PAGE TEXT:
One of the key themes of Oven-Ready over the last couple of seasons has been to explore issues that affect women in the workplace and this week we look at, among other things, whether it’s right to be asking salary history questions in the recruitment process.
I’ve discussed gender equality with Romanie Thomas in Season 3 – and recently in this season I talked to the folks from Kooth the online wellbeing experts about how organisations can support women at work during the menopause.
This week I’ve turned to the Fawcett Society, the UK’s leading gender equality charity campaigning for women’s rights at home, at work and in public life.
The origins of the Fawcett Society date back to 1866 when politician Dame Millicent Fawcett started her peaceful campaign for women’s suffrage. Today, the Fawcett Society is helping to shape and lead the debate on a number of key work place issues including:
- Pay and the progression of women of colour in the workplace
- Mitigating the impact of the menopause to enable women to remain in work and progress into senior leadership roles
- Ensuring equal pay legislation is properly implemented and women’s pay matches their male colleagues
- Encouraging employers to stop asking about past and future salary expectations during the recruitment process
Joining me to discuss is Andrew Bazeley. Andrew is the Fawcett Society’s policy, insight and public affairs manager. Andrew joined Fawcett in 2016 and works across the breadth of issues the charity campaigns on.

MATERIAL SHOWN:
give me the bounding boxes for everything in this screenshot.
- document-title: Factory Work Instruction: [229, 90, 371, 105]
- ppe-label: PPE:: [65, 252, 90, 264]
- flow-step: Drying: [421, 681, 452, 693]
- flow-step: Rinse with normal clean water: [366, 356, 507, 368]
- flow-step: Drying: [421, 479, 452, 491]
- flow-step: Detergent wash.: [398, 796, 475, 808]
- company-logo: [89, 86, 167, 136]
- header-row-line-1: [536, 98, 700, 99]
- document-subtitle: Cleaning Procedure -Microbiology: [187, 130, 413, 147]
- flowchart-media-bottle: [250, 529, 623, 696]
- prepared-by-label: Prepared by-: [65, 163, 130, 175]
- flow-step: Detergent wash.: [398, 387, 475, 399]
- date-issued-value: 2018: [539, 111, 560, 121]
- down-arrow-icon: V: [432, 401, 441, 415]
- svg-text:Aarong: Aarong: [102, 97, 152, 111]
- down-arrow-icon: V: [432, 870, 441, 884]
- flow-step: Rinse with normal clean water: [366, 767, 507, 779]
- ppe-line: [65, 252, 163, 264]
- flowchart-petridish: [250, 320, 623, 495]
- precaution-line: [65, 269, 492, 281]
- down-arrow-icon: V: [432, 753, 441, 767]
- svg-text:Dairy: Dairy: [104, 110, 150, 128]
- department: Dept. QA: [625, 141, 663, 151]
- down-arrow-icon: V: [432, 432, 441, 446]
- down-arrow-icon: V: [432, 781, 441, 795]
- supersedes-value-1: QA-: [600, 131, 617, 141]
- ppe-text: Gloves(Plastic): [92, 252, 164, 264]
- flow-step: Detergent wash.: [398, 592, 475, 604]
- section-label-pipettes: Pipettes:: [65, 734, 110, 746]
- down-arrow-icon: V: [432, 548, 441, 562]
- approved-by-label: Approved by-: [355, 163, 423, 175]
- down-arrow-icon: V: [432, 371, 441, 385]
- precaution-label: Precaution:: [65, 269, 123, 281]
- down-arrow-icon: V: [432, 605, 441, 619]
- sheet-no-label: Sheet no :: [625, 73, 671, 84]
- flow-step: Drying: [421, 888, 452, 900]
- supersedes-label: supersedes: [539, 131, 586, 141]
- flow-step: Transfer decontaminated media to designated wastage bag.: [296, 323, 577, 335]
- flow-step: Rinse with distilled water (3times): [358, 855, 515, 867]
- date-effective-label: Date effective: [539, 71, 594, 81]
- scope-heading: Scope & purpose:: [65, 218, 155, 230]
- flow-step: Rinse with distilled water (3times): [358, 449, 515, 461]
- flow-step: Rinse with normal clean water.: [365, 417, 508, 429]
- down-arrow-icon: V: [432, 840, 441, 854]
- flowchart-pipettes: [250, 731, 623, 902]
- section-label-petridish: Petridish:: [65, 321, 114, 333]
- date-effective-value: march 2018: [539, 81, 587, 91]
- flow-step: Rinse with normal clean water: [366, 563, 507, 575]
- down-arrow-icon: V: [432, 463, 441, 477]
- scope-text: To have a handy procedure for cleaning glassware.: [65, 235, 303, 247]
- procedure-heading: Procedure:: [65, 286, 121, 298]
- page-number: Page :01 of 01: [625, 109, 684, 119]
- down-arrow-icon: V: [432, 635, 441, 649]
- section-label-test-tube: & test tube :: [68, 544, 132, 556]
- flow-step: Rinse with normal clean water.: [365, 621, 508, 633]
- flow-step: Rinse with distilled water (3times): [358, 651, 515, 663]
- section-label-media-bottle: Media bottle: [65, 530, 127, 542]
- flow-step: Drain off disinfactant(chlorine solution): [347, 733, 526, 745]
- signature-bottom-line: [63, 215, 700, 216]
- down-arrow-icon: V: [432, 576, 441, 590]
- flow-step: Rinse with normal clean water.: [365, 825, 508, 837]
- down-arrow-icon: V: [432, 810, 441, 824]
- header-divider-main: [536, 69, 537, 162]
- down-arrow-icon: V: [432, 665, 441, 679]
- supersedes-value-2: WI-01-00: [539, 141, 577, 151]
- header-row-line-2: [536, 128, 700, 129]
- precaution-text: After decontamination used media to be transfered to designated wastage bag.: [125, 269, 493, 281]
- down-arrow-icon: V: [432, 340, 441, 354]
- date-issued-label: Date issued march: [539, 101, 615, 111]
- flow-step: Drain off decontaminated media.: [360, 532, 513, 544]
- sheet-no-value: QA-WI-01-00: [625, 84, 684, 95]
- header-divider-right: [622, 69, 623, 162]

EXERCISES TO COMPLETE:
- a) In the text on women in the workplace, shorten the paragraph that begins "Joining me to discuss is Andrew Bazeley" to a single sentence that keeps its main facts.
- b) Pick up the text on women in the workplace after its last sentence and carry it on for another paragraph.
The records have no connection to the text.

SOLVED PROBLEMS:
- a) Andrew Bazeley, the Fawcett Society's policy, insight and public affairs manager, joins the discussion; he has worked across the full range of the charity's campaign issues since joining in 2016.

- b)
In this episode you’ll discover:
- Is UK legislation surrounding gender equality specific enough and are the existing laws actually enforced?
- Why after 50 years or so are we still seeing numerous and high-profile equal pay claims?
- Is a lack of transparency surrounding pay a factor in pay inequality?
- Why sectors that contain a greater proportion of women than men often suffer from lower pay.
- Why salary history questions should be banned at any stage in the recruitment process.
- Why the lack of flexibility for women returning to work after maternity puts women at a huge disadvantage.